* _BRIEF_
Count the lines below that contain the word "SCBA", and reply with that number alone.

+ + + + + + +

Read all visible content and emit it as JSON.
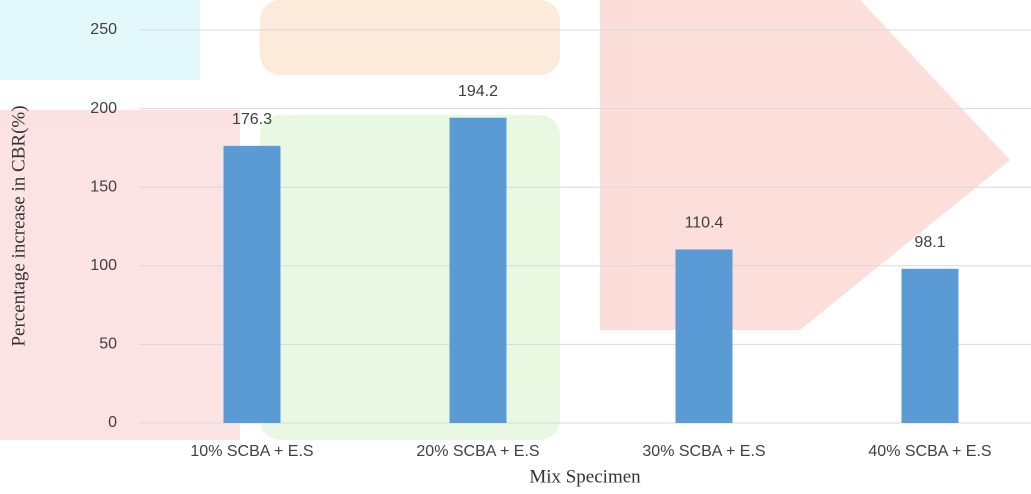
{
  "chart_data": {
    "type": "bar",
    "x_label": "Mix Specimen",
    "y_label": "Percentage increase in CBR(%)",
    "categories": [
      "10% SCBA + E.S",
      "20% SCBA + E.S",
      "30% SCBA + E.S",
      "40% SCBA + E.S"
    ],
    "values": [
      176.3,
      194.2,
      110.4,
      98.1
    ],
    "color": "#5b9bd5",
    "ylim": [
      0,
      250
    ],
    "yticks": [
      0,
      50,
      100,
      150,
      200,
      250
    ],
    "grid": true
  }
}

+ + + + + + +

* _THE COMPLETED TASK_
4